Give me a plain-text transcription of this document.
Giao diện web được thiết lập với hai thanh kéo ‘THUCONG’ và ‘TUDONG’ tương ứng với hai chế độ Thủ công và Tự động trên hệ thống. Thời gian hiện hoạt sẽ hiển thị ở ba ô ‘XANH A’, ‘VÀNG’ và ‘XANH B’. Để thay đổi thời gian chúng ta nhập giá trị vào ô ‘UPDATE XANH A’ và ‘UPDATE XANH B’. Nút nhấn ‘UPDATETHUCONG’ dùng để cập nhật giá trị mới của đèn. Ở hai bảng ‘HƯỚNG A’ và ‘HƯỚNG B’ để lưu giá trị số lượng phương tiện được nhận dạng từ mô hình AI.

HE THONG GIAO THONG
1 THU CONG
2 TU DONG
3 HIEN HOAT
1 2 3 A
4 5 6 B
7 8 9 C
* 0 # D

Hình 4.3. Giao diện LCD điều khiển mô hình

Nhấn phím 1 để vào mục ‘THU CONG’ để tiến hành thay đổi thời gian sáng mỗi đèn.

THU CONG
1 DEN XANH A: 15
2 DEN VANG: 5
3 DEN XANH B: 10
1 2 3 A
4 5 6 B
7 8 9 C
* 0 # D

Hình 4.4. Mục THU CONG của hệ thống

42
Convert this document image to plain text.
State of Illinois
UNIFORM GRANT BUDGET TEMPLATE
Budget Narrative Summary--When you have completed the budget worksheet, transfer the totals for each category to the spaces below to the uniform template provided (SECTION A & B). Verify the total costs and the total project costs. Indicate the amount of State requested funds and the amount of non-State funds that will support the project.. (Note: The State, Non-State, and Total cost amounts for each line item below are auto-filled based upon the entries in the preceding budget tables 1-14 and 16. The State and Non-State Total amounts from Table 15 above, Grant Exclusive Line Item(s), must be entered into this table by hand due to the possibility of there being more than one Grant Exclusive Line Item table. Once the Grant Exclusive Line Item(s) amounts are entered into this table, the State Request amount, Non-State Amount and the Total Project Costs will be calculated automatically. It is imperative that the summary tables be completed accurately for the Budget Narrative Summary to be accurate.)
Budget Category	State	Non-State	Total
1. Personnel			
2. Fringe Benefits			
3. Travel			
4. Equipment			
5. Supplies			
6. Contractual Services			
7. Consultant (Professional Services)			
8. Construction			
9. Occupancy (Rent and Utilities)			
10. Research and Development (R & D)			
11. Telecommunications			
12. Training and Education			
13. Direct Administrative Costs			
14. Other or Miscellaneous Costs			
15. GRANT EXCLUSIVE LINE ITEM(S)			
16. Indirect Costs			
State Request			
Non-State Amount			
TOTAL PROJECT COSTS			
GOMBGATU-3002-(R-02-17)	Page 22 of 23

• **Challenge**
Using the data above, return each line exactly as written.

• **The reply**
Give me a plain-text transcription of this document.
Giao diện web được thiết lập với hai thanh kéo ‘THUCONG’ và ‘TUDONG’ tương ứng với hai chế độ Thủ công và Tự động trên hệ thống. Thời gian hiện hoạt sẽ hiển thị ở ba ô ‘XANH A’, ‘VÀNG’ và ‘XANH B’. Để thay đổi thời gian chúng ta nhập giá trị vào ô ‘UPDATE XANH A’ và ‘UPDATE XANH B’. Nút nhấn ‘UPDATETHUCONG’ dùng để cập nhật giá trị mới của đèn. Ở hai bảng ‘HƯỚNG A’ và ‘HƯỚNG B’ để lưu giá trị số lượng phương tiện được nhận dạng từ mô hình AI.

HE THONG GIAO THONG
1 THU CONG
2 TU DONG
3 HIEN HOAT
1 2 3 A
4 5 6 B
7 8 9 C
* 0 # D

Hình 4.3. Giao diện LCD điều khiển mô hình

Nhấn phím 1 để vào mục ‘THU CONG’ để tiến hành thay đổi thời gian sáng mỗi đèn.

THU CONG
1 DEN XANH A: 15
2 DEN VANG: 5
3 DEN XANH B: 10
1 2 3 A
4 5 6 B
7 8 9 C
* 0 # D

Hình 4.4. Mục THU CONG của hệ thống

42
Convert this document image to plain text.
State of Illinois
UNIFORM GRANT BUDGET TEMPLATE
Budget Narrative Summary--When you have completed the budget worksheet, transfer the totals for each category to the spaces below to the uniform template provided (SECTION A & B). Verify the total costs and the total project costs. Indicate the amount of State requested funds and the amount of non-State funds that will support the project.. (Note: The State, Non-State, and Total cost amounts for each line item below are auto-filled based upon the entries in the preceding budget tables 1-14 and 16. The State and Non-State Total amounts from Table 15 above, Grant Exclusive Line Item(s), must be entered into this table by hand due to the possibility of there being more than one Grant Exclusive Line Item table. Once the Grant Exclusive Line Item(s) amounts are entered into this table, the State Request amount, Non-State Amount and the Total Project Costs will be calculated automatically. It is imperative that the summary tables be completed accurately for the Budget Narrative Summary to be accurate.)
Budget Category	State	Non-State	Total
1. Personnel			
2. Fringe Benefits			
3. Travel			
4. Equipment			
5. Supplies			
6. Contractual Services			
7. Consultant (Professional Services)			
8. Construction			
9. Occupancy (Rent and Utilities)			
10. Research and Development (R & D)			
11. Telecommunications			
12. Training and Education			
13. Direct Administrative Costs			
14. Other or Miscellaneous Costs			
15. GRANT EXCLUSIVE LINE ITEM(S)			
16. Indirect Costs			
State Request			
Non-State Amount			
TOTAL PROJECT COSTS			
GOMBGATU-3002-(R-02-17)	Page 22 of 23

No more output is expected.